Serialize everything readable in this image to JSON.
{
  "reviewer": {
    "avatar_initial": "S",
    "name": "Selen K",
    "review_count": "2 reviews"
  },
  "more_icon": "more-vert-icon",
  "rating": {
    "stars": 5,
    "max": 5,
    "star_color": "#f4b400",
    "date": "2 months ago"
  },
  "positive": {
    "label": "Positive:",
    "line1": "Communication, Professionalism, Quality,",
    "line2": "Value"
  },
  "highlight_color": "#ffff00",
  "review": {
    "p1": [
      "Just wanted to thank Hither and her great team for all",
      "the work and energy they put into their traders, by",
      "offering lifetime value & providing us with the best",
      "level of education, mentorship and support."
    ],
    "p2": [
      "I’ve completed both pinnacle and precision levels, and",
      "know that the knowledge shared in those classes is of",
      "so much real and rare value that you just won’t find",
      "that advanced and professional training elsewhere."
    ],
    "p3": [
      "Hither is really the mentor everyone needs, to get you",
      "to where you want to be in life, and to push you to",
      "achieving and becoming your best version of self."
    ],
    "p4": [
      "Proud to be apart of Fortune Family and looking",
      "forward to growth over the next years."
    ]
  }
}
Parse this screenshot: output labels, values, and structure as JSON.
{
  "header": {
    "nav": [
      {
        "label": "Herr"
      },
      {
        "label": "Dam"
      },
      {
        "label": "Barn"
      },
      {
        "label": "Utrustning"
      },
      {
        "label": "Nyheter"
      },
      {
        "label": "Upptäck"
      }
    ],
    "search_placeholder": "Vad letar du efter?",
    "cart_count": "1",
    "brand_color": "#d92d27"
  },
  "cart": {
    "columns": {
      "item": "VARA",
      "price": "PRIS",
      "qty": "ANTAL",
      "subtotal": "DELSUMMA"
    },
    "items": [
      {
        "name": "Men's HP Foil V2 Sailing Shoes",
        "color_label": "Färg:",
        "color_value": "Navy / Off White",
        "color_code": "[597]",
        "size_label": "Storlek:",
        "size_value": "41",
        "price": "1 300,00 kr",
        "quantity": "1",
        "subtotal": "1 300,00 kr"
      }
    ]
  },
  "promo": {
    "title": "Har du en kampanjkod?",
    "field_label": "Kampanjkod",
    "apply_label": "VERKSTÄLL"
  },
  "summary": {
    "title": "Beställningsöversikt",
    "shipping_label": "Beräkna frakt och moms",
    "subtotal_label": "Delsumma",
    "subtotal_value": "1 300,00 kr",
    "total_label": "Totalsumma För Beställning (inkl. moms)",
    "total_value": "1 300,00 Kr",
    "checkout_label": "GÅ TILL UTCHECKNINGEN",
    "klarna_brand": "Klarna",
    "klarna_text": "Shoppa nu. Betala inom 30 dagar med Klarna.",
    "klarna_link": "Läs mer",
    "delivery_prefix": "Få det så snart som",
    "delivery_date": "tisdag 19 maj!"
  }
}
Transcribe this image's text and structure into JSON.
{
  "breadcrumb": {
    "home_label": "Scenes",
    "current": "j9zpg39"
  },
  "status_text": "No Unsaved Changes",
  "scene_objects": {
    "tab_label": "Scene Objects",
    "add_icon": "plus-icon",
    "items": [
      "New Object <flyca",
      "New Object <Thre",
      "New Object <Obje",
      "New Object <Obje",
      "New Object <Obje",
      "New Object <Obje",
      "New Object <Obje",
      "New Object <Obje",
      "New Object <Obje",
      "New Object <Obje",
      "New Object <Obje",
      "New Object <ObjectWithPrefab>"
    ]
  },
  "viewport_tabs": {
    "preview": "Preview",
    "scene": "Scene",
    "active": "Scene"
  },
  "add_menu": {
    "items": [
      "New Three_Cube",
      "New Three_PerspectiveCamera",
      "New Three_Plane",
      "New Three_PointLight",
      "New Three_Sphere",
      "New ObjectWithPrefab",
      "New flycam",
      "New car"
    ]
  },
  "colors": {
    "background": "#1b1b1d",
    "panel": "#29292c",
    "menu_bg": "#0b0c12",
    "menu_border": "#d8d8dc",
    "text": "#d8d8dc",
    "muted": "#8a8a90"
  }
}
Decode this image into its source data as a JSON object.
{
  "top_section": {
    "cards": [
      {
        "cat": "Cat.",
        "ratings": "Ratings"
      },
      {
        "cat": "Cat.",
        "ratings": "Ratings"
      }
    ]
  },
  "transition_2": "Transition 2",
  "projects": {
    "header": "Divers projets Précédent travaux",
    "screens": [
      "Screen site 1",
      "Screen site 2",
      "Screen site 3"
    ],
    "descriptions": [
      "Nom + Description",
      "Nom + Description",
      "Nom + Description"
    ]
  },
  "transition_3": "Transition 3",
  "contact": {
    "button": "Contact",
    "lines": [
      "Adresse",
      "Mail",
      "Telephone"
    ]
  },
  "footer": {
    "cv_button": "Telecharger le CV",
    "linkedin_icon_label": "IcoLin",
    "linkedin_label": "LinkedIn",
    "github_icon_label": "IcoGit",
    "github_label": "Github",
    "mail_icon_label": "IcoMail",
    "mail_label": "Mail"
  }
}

^^^^^^^^

PROBLEM –
Locate each line containing the string "header" and show it.

PROBLEM SOLUTION –
  "header": {
    "header": "Divers projets Précédent travaux",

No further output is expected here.